Among the lines below, count those containing the word "kind". Give the number only.

━━━━━━━━━━━━━━━━━━━━━━━━━━━━━━

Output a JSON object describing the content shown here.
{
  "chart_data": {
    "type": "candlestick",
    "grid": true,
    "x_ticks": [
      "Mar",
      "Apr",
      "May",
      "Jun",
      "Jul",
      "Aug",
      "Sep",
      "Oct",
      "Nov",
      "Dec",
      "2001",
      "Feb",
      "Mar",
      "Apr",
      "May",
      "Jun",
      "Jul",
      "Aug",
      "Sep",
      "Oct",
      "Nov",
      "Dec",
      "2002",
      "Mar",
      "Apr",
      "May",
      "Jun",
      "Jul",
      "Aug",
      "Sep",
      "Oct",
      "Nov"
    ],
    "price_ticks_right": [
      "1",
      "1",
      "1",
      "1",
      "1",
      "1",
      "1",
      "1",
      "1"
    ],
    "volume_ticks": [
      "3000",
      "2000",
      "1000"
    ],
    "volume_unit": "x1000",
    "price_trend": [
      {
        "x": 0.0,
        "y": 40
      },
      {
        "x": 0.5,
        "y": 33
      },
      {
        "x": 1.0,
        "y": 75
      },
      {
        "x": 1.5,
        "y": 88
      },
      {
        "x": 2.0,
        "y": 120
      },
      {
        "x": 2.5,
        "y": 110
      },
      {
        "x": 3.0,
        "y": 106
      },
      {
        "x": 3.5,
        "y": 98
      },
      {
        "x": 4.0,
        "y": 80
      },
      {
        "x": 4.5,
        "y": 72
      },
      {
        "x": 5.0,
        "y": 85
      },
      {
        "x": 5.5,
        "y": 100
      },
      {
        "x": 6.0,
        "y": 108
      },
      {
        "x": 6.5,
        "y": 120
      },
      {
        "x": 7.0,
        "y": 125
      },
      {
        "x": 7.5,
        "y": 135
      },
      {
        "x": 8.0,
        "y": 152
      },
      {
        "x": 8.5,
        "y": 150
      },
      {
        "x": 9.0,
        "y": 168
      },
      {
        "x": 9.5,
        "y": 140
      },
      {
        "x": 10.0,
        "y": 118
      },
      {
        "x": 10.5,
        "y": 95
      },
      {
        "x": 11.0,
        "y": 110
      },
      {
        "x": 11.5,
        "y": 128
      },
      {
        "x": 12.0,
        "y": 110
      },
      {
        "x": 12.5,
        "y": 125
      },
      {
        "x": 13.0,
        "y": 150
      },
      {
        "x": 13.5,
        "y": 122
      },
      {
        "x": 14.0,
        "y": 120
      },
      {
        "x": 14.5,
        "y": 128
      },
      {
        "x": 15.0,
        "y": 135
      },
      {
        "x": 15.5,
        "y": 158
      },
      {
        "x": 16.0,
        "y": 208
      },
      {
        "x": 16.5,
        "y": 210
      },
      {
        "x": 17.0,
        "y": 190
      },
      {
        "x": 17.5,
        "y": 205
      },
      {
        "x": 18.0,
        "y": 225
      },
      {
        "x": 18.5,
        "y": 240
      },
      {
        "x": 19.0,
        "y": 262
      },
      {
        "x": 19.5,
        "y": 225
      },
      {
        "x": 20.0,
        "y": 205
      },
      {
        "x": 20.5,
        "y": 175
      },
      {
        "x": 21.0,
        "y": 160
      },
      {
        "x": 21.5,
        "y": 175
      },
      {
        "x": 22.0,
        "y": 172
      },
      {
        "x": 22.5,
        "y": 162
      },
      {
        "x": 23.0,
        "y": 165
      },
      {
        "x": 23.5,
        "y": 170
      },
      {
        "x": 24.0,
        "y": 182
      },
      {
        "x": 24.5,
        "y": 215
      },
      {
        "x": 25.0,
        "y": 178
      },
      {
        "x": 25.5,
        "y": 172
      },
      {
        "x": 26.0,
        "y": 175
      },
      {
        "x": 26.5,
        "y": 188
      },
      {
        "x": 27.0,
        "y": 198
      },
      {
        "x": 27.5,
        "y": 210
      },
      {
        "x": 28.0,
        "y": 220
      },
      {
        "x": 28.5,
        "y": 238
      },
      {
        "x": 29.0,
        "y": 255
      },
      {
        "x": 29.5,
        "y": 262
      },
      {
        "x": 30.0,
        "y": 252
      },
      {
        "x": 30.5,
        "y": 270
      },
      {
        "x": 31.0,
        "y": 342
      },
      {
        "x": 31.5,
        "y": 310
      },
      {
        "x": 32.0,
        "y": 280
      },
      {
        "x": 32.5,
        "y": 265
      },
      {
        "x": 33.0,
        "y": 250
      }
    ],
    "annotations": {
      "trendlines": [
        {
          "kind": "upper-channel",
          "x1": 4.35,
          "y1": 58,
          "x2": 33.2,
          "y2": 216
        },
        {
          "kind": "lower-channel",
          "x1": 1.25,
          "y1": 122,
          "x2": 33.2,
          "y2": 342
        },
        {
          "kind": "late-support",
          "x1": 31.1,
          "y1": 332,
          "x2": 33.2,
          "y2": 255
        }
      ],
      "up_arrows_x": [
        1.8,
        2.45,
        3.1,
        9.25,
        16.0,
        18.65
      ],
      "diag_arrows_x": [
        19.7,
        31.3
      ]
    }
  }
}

━━━━━━━━━━━━━━━━━━━━━━━━━━━━━━

• **Written reply**: 3